═══ Given data ═══

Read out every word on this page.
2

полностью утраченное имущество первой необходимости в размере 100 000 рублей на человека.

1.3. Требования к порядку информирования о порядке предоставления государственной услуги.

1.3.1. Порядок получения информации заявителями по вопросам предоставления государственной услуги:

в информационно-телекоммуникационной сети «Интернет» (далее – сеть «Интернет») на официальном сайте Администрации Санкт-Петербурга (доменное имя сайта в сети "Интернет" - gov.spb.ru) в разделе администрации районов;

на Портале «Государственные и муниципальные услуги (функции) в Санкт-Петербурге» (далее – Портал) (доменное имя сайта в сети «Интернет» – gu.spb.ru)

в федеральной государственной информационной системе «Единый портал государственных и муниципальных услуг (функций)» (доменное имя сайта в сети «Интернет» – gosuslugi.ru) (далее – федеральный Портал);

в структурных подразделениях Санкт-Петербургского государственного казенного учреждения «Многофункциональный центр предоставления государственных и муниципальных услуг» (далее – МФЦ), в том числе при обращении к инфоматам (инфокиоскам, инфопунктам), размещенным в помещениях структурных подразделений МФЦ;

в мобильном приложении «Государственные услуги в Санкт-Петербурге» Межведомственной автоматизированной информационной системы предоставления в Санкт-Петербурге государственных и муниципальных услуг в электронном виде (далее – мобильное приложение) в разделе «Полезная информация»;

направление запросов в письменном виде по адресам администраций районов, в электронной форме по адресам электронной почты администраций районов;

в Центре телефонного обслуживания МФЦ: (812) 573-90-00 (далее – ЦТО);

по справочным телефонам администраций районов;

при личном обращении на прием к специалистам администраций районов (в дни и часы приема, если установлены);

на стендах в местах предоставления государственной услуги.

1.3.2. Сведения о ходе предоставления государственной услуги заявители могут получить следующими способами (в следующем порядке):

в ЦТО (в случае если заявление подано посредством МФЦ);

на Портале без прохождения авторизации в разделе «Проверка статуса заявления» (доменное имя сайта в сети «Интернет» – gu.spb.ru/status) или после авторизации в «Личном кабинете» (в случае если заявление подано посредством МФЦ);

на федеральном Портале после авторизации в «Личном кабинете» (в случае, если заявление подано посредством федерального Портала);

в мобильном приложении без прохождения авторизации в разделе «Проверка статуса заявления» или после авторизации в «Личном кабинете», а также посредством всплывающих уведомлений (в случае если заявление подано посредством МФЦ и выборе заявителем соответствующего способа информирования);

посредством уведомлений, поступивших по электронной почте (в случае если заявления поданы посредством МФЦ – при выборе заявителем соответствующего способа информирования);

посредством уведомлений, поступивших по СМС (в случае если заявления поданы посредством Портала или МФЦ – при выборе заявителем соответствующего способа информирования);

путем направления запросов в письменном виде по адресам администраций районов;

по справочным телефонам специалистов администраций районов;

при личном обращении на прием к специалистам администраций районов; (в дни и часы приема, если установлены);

═══

▸ **Task directions**:
Select and copy every line of the listing with the word "справочным".

▸ **Task answer**:
по справочным телефонам администраций районов;
по справочным телефонам специалистов администраций районов;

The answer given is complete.